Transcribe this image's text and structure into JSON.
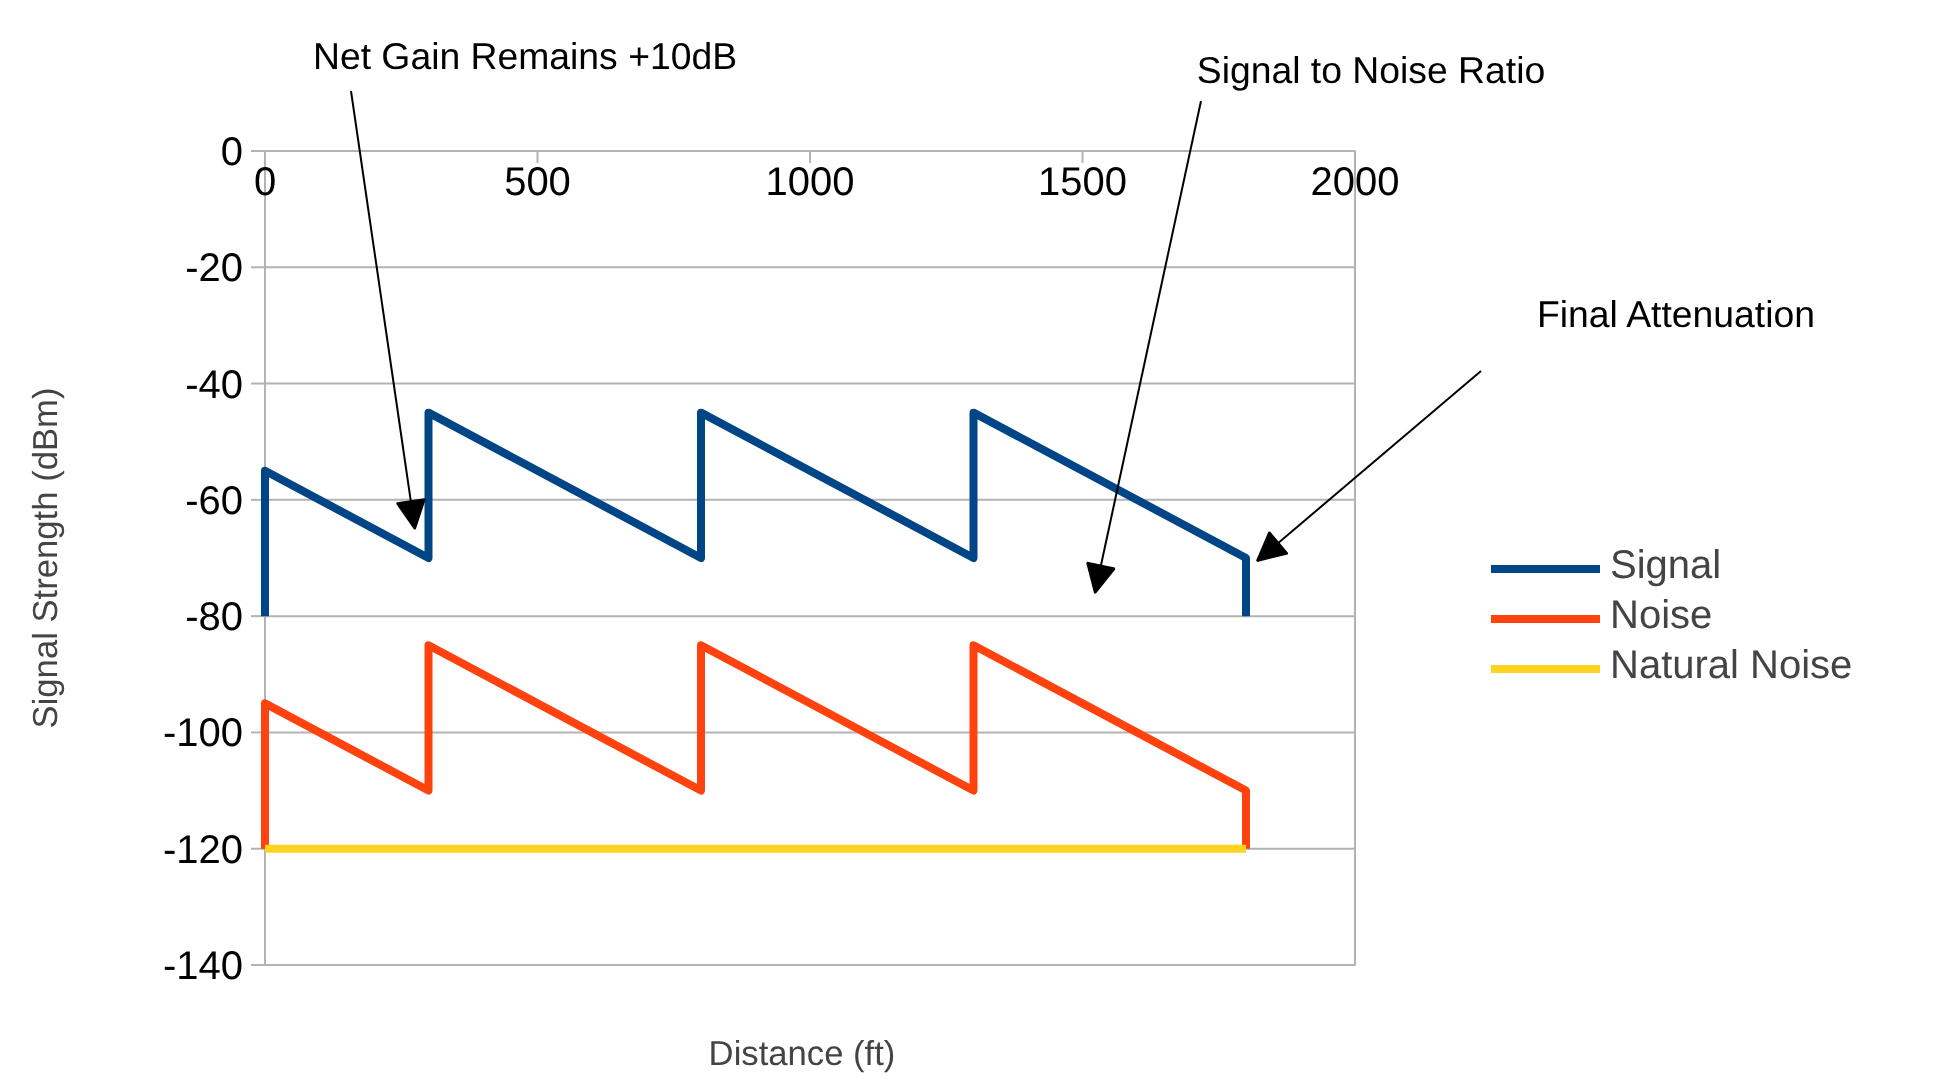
{
  "chart_data": {
    "type": "line",
    "xlabel": "Distance (ft)",
    "ylabel": "Signal Strength (dBm)",
    "xlim": [
      0,
      2000
    ],
    "xticks": [
      0,
      500,
      1000,
      1500,
      2000
    ],
    "ylim": [
      -140,
      0
    ],
    "yticks": [
      0,
      -20,
      -40,
      -60,
      -80,
      -100,
      -120,
      -140
    ],
    "grid": "y",
    "legend": "right",
    "marker": "none",
    "line_style": "solid",
    "series": [
      {
        "name": "Signal",
        "color": "#004586",
        "x": [
          0,
          0,
          300,
          300,
          800,
          800,
          1300,
          1300,
          1800,
          1800
        ],
        "values": [
          -80,
          -55,
          -70,
          -45,
          -70,
          -45,
          -70,
          -45,
          -70,
          -80
        ]
      },
      {
        "name": "Noise",
        "color": "#ff420e",
        "x": [
          0,
          0,
          300,
          300,
          800,
          800,
          1300,
          1300,
          1800,
          1800
        ],
        "values": [
          -120,
          -95,
          -110,
          -85,
          -110,
          -85,
          -110,
          -85,
          -110,
          -120
        ]
      },
      {
        "name": "Natural Noise",
        "color": "#ffd320",
        "x": [
          0,
          1800
        ],
        "values": [
          -120,
          -120
        ]
      }
    ],
    "annotations": [
      {
        "text": "Net Gain Remains +10dB",
        "x": 275,
        "y": -65
      },
      "Signal to Noise Ratio",
      "Final Attenuation"
    ]
  }
}
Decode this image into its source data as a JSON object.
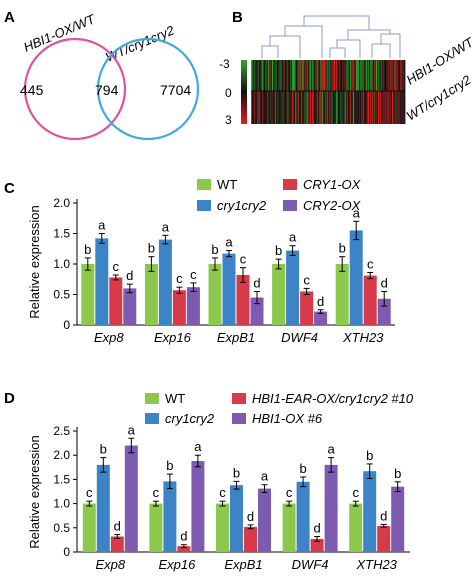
{
  "panels": {
    "A": "A",
    "B": "B",
    "C": "C",
    "D": "D"
  },
  "venn": {
    "left_label": "HBI1-OX/WT",
    "right_label": "WT/cry1cry2",
    "left_only": "445",
    "overlap": "794",
    "right_only": "7704",
    "left_color": "#e0519a",
    "right_color": "#3fa9dc"
  },
  "heatmap": {
    "scale_labels": [
      "-3",
      "0",
      "3"
    ],
    "row_labels": [
      "HBI1-OX/WT",
      "WT/cry1cry2"
    ],
    "low_color": "#2fa52f",
    "high_color": "#e02020"
  },
  "colors": {
    "wt": "#8cc84b",
    "cry": "#3c84c6",
    "ox_red": "#d73a48",
    "ox_purple": "#7c5bb0"
  },
  "chart_data": [
    {
      "type": "bar",
      "panel": "C",
      "ylabel": "Relative expression",
      "ylim": [
        0,
        2.0
      ],
      "yticks": [
        "0",
        "0.5",
        "1.0",
        "1.5",
        "2.0"
      ],
      "categories": [
        "Exp8",
        "Exp16",
        "ExpB1",
        "DWF4",
        "XTH23"
      ],
      "series": [
        {
          "name": "WT",
          "color": "#8cc84b",
          "values": [
            1.0,
            1.0,
            1.0,
            1.0,
            1.0
          ],
          "errors": [
            0.1,
            0.12,
            0.1,
            0.08,
            0.12
          ],
          "letters": [
            "b",
            "b",
            "b",
            "b",
            "b"
          ]
        },
        {
          "name": "cry1cry2",
          "color": "#3c84c6",
          "values": [
            1.42,
            1.4,
            1.17,
            1.22,
            1.55
          ],
          "errors": [
            0.08,
            0.07,
            0.05,
            0.08,
            0.15
          ],
          "letters": [
            "a",
            "a",
            "a",
            "a",
            "a"
          ]
        },
        {
          "name": "CRY1-OX",
          "color": "#d73a48",
          "values": [
            0.78,
            0.57,
            0.82,
            0.55,
            0.81
          ],
          "errors": [
            0.04,
            0.05,
            0.12,
            0.05,
            0.05
          ],
          "letters": [
            "c",
            "c",
            "c",
            "c",
            "c"
          ]
        },
        {
          "name": "CRY2-OX",
          "color": "#7c5bb0",
          "values": [
            0.6,
            0.62,
            0.45,
            0.22,
            0.43
          ],
          "errors": [
            0.07,
            0.07,
            0.1,
            0.03,
            0.12
          ],
          "letters": [
            "d",
            "c",
            "d",
            "d",
            "d"
          ]
        }
      ],
      "legend": {
        "placement": "top-right",
        "columns": 2
      }
    },
    {
      "type": "bar",
      "panel": "D",
      "ylabel": "Relative expression",
      "ylim": [
        0,
        2.5
      ],
      "yticks": [
        "0",
        "0.5",
        "1.0",
        "1.5",
        "2.0",
        "2.5"
      ],
      "categories": [
        "Exp8",
        "Exp16",
        "ExpB1",
        "DWF4",
        "XTH23"
      ],
      "series": [
        {
          "name": "WT",
          "color": "#8cc84b",
          "values": [
            1.0,
            1.0,
            1.0,
            1.0,
            1.0
          ],
          "errors": [
            0.05,
            0.05,
            0.05,
            0.05,
            0.05
          ],
          "letters": [
            "c",
            "c",
            "c",
            "c",
            "c"
          ]
        },
        {
          "name": "cry1cry2",
          "color": "#3c84c6",
          "values": [
            1.8,
            1.46,
            1.38,
            1.45,
            1.67
          ],
          "errors": [
            0.15,
            0.15,
            0.08,
            0.1,
            0.15
          ],
          "letters": [
            "b",
            "b",
            "b",
            "b",
            "b"
          ]
        },
        {
          "name": "HBI1-EAR-OX/cry1cry2 #10",
          "color": "#d73a48",
          "values": [
            0.32,
            0.12,
            0.52,
            0.27,
            0.54
          ],
          "errors": [
            0.04,
            0.03,
            0.04,
            0.05,
            0.03
          ],
          "letters": [
            "d",
            "d",
            "d",
            "d",
            "d"
          ]
        },
        {
          "name": "HBI1-OX #6",
          "color": "#7c5bb0",
          "values": [
            2.2,
            1.88,
            1.31,
            1.8,
            1.35
          ],
          "errors": [
            0.15,
            0.12,
            0.08,
            0.15,
            0.1
          ],
          "letters": [
            "a",
            "a",
            "a",
            "a",
            "b"
          ]
        }
      ],
      "legend": {
        "placement": "top",
        "columns": 2
      }
    }
  ]
}
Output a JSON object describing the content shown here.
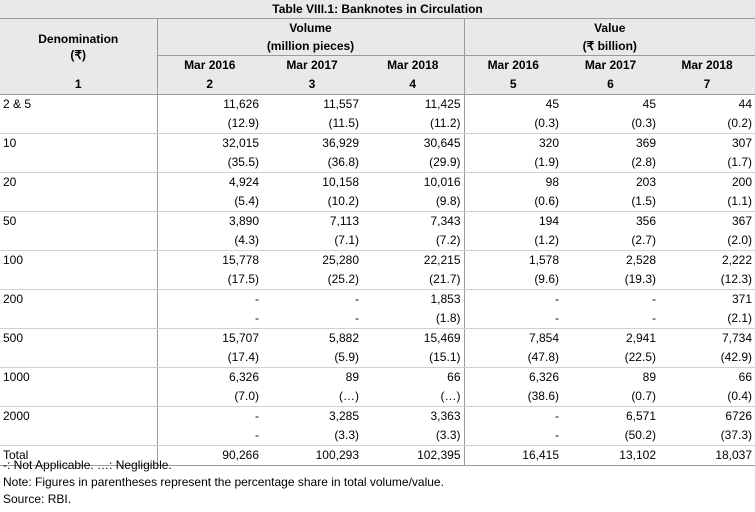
{
  "title": "Table VIII.1: Banknotes in Circulation",
  "headers": {
    "denomination": "Denomination",
    "denomination_unit": "(₹)",
    "volume": "Volume",
    "volume_unit": "(million pieces)",
    "value": "Value",
    "value_unit": "(₹ billion)",
    "years": [
      "Mar 2016",
      "Mar 2017",
      "Mar 2018",
      "Mar 2016",
      "Mar 2017",
      "Mar 2018"
    ],
    "col_numbers": [
      "1",
      "2",
      "3",
      "4",
      "5",
      "6",
      "7"
    ]
  },
  "rows": [
    {
      "denomination": "2 & 5",
      "values": [
        "11,626",
        "11,557",
        "11,425",
        "45",
        "45",
        "44"
      ],
      "shares": [
        "(12.9)",
        "(11.5)",
        "(11.2)",
        "(0.3)",
        "(0.3)",
        "(0.2)"
      ]
    },
    {
      "denomination": "10",
      "values": [
        "32,015",
        "36,929",
        "30,645",
        "320",
        "369",
        "307"
      ],
      "shares": [
        "(35.5)",
        "(36.8)",
        "(29.9)",
        "(1.9)",
        "(2.8)",
        "(1.7)"
      ]
    },
    {
      "denomination": "20",
      "values": [
        "4,924",
        "10,158",
        "10,016",
        "98",
        "203",
        "200"
      ],
      "shares": [
        "(5.4)",
        "(10.2)",
        "(9.8)",
        "(0.6)",
        "(1.5)",
        "(1.1)"
      ]
    },
    {
      "denomination": "50",
      "values": [
        "3,890",
        "7,113",
        "7,343",
        "194",
        "356",
        "367"
      ],
      "shares": [
        "(4.3)",
        "(7.1)",
        "(7.2)",
        "(1.2)",
        "(2.7)",
        "(2.0)"
      ]
    },
    {
      "denomination": "100",
      "values": [
        "15,778",
        "25,280",
        "22,215",
        "1,578",
        "2,528",
        "2,222"
      ],
      "shares": [
        "(17.5)",
        "(25.2)",
        "(21.7)",
        "(9.6)",
        "(19.3)",
        "(12.3)"
      ]
    },
    {
      "denomination": "200",
      "values": [
        "-",
        "-",
        "1,853",
        "-",
        "-",
        "371"
      ],
      "shares": [
        "-",
        "-",
        "(1.8)",
        "-",
        "-",
        "(2.1)"
      ]
    },
    {
      "denomination": "500",
      "values": [
        "15,707",
        "5,882",
        "15,469",
        "7,854",
        "2,941",
        "7,734"
      ],
      "shares": [
        "(17.4)",
        "(5.9)",
        "(15.1)",
        "(47.8)",
        "(22.5)",
        "(42.9)"
      ]
    },
    {
      "denomination": "1000",
      "values": [
        "6,326",
        "89",
        "66",
        "6,326",
        "89",
        "66"
      ],
      "shares": [
        "(7.0)",
        "(…)",
        "(…)",
        "(38.6)",
        "(0.7)",
        "(0.4)"
      ]
    },
    {
      "denomination": "2000",
      "values": [
        "-",
        "3,285",
        "3,363",
        "-",
        "6,571",
        "6726"
      ],
      "shares": [
        "-",
        "(3.3)",
        "(3.3)",
        "-",
        "(50.2)",
        "(37.3)"
      ]
    }
  ],
  "total": {
    "label": "Total",
    "values": [
      "90,266",
      "100,293",
      "102,395",
      "16,415",
      "13,102",
      "18,037"
    ]
  },
  "notes": [
    "-: Not Applicable. …: Negligible.",
    "Note: Figures in parentheses represent the percentage share in total volume/value.",
    "Source: RBI."
  ]
}
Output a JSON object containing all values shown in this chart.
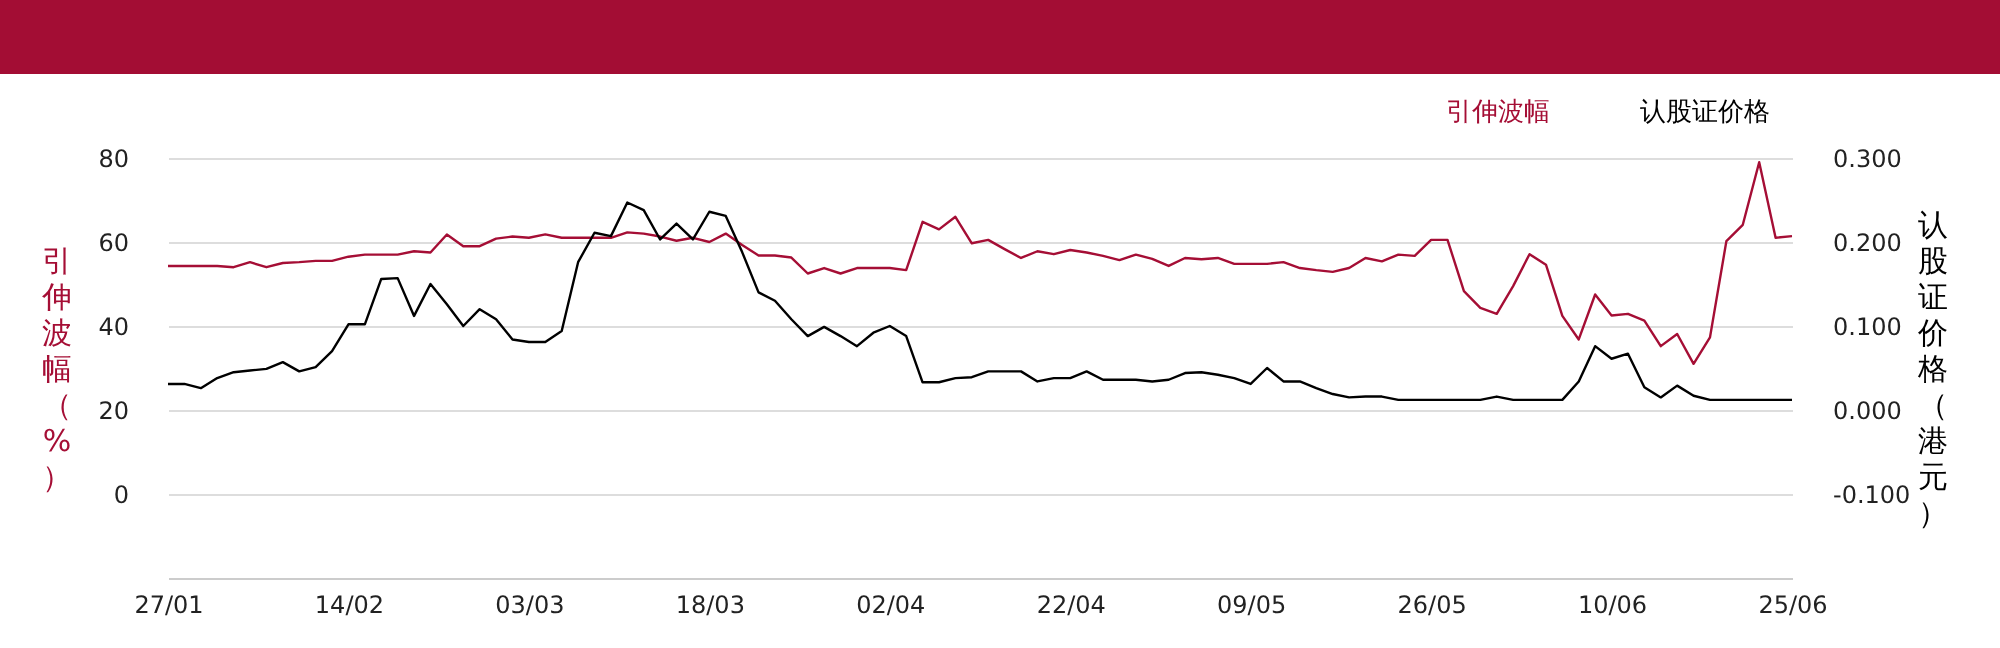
{
  "chart_data": {
    "type": "line",
    "categories": [
      "27/01",
      null,
      null,
      null,
      null,
      null,
      null,
      null,
      null,
      null,
      null,
      "14/02",
      null,
      null,
      null,
      null,
      null,
      null,
      null,
      null,
      null,
      null,
      "03/03",
      null,
      null,
      null,
      null,
      null,
      null,
      null,
      null,
      null,
      null,
      "18/03",
      null,
      null,
      null,
      null,
      null,
      null,
      null,
      null,
      null,
      null,
      "02/04",
      null,
      null,
      null,
      null,
      null,
      null,
      null,
      null,
      null,
      null,
      "22/04",
      null,
      null,
      null,
      null,
      null,
      null,
      null,
      null,
      null,
      null,
      "09/05",
      null,
      null,
      null,
      null,
      null,
      null,
      null,
      null,
      null,
      null,
      "26/05",
      null,
      null,
      null,
      null,
      null,
      null,
      null,
      null,
      null,
      null,
      "10/06",
      null,
      null,
      null,
      null,
      null,
      null,
      null,
      null,
      null,
      null,
      "25/06"
    ],
    "series": [
      {
        "name": "引伸波幅",
        "color": "#a50e35",
        "values": [
          54.3,
          54.3,
          54.3,
          54.3,
          54,
          55.2,
          54,
          55,
          55.2,
          55.5,
          55.5,
          56.5,
          57,
          57,
          57,
          57.8,
          57.5,
          61.8,
          59,
          59,
          60.8,
          61.3,
          61,
          61.8,
          61,
          61,
          61,
          61,
          62.3,
          62,
          61.3,
          60.3,
          61,
          60,
          62,
          59.3,
          56.8,
          56.8,
          56.3,
          52.5,
          53.8,
          52.5,
          53.8,
          53.8,
          53.8,
          53.3,
          64.8,
          63,
          66,
          59.7,
          60.5,
          58.3,
          56.2,
          57.8,
          57.1,
          58.1,
          57.5,
          56.7,
          55.7,
          57,
          56,
          54.3,
          56.2,
          55.9,
          56.2,
          54.8,
          54.8,
          54.8,
          55.2,
          53.8,
          53.3,
          52.9,
          53.8,
          56.2,
          55.4,
          57,
          56.7,
          60.5,
          60.5,
          48.3,
          44.3,
          42.9,
          49.5,
          57.1,
          54.6,
          42.4,
          36.8,
          47.5,
          42.5,
          42.9,
          41.3,
          35.2,
          38.1,
          31,
          37.3,
          60.2,
          64.1,
          79,
          61,
          61.4
        ]
      },
      {
        "name": "认股证价格",
        "color": "#000000",
        "axis": "y2",
        "values": [
          0.031,
          0.031,
          0.026,
          0.038,
          0.045,
          0.047,
          0.049,
          0.057,
          0.046,
          0.051,
          0.07,
          0.102,
          0.102,
          0.156,
          0.157,
          0.112,
          0.15,
          0.126,
          0.1,
          0.12,
          0.108,
          0.084,
          0.081,
          0.081,
          0.094,
          0.176,
          0.211,
          0.207,
          0.247,
          0.238,
          0.203,
          0.222,
          0.203,
          0.236,
          0.231,
          0.188,
          0.14,
          0.13,
          0.108,
          0.088,
          0.099,
          0.088,
          0.076,
          0.092,
          0.1,
          0.088,
          0.033,
          0.033,
          0.038,
          0.039,
          0.046,
          0.046,
          0.046,
          0.034,
          0.038,
          0.038,
          0.046,
          0.036,
          0.036,
          0.036,
          0.034,
          0.036,
          0.044,
          0.045,
          0.042,
          0.038,
          0.031,
          0.05,
          0.034,
          0.034,
          0.026,
          0.019,
          0.015,
          0.016,
          0.016,
          0.012,
          0.012,
          0.012,
          0.012,
          0.012,
          0.012,
          0.016,
          0.012,
          0.012,
          0.012,
          0.012,
          0.034,
          0.076,
          0.061,
          0.067,
          0.027,
          0.015,
          0.029,
          0.017,
          0.012,
          0.012,
          0.012,
          0.012,
          0.012,
          0.012
        ]
      }
    ],
    "ylabel": "引伸波幅（%）",
    "y2label": "认股证价格（港元）",
    "ylim": [
      -20,
      80
    ],
    "yticks": [
      0,
      20,
      40,
      60,
      80
    ],
    "y2lim": [
      -0.2,
      0.3
    ],
    "y2ticks": [
      {
        "value": -0.1,
        "label": "-0.100"
      },
      {
        "value": 0,
        "label": "0.000"
      },
      {
        "value": 0.1,
        "label": "0.100"
      },
      {
        "value": 0.2,
        "label": "0.200"
      },
      {
        "value": 0.3,
        "label": "0.300"
      }
    ],
    "grid": "y",
    "legend": "top right",
    "marker": "none",
    "line_style": "solid"
  }
}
·····
--- THE EXERCISE ---
In the entries above, count each line with "this"; reply with the total only.

--- EXERCISE SOLUTION ---
3